* START *

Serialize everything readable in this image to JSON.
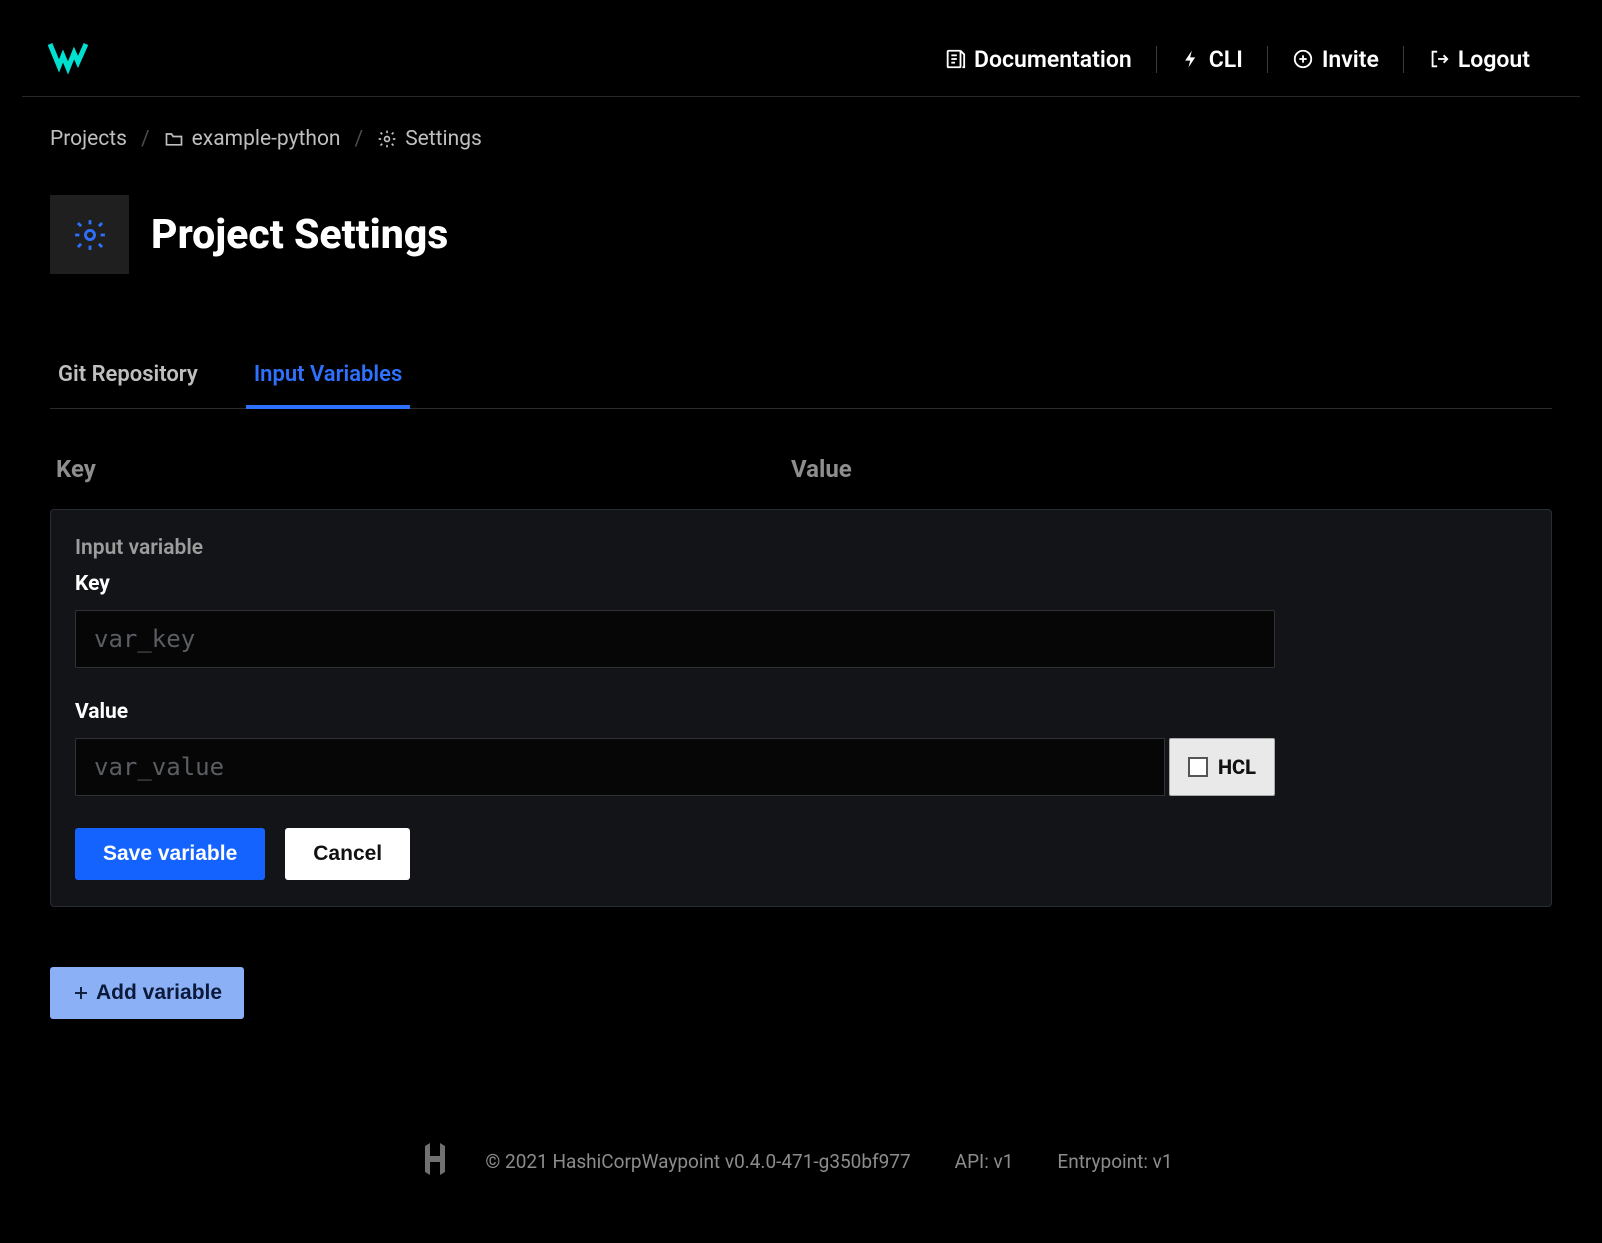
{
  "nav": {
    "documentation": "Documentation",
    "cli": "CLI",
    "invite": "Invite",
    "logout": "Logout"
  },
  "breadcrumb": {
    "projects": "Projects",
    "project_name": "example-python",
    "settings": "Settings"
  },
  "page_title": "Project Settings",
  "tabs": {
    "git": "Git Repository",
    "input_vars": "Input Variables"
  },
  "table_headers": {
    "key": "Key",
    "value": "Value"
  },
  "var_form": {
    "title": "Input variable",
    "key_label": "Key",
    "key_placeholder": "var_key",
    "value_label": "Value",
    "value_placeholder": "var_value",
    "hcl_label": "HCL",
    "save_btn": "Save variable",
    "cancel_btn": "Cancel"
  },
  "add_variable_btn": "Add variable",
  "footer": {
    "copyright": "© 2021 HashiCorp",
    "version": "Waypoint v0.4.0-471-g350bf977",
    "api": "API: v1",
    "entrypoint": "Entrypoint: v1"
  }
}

* END *
* START *

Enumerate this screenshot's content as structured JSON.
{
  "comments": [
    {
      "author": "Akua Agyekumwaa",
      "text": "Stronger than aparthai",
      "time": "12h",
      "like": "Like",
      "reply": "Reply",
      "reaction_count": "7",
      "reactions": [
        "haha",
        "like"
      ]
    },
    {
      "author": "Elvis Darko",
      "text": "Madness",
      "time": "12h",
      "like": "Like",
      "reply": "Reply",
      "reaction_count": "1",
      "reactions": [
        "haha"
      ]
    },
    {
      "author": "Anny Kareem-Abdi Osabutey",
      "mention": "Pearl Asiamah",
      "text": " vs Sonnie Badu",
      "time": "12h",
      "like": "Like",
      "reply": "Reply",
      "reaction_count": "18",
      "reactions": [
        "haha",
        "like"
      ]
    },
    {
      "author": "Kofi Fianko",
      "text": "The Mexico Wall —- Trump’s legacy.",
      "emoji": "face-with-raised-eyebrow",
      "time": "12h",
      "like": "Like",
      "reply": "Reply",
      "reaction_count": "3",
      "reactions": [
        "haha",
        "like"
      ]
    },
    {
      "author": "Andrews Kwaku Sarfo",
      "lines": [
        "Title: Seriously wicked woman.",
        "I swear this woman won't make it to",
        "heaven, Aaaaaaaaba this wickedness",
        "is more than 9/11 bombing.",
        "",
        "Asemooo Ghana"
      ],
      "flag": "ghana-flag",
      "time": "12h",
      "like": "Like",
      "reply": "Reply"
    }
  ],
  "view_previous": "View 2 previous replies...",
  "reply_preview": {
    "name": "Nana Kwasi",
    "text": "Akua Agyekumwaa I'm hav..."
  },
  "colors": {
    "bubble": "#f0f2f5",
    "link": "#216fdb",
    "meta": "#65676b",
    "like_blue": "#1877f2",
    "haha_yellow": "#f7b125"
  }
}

* END *

◆ Description of the task ◆
Return a copy of every line that includes the word "Akua".

◆ Written answer ◆
      "author": "Akua Agyekumwaa",
    "text": "Akua Agyekumwaa I'm hav..."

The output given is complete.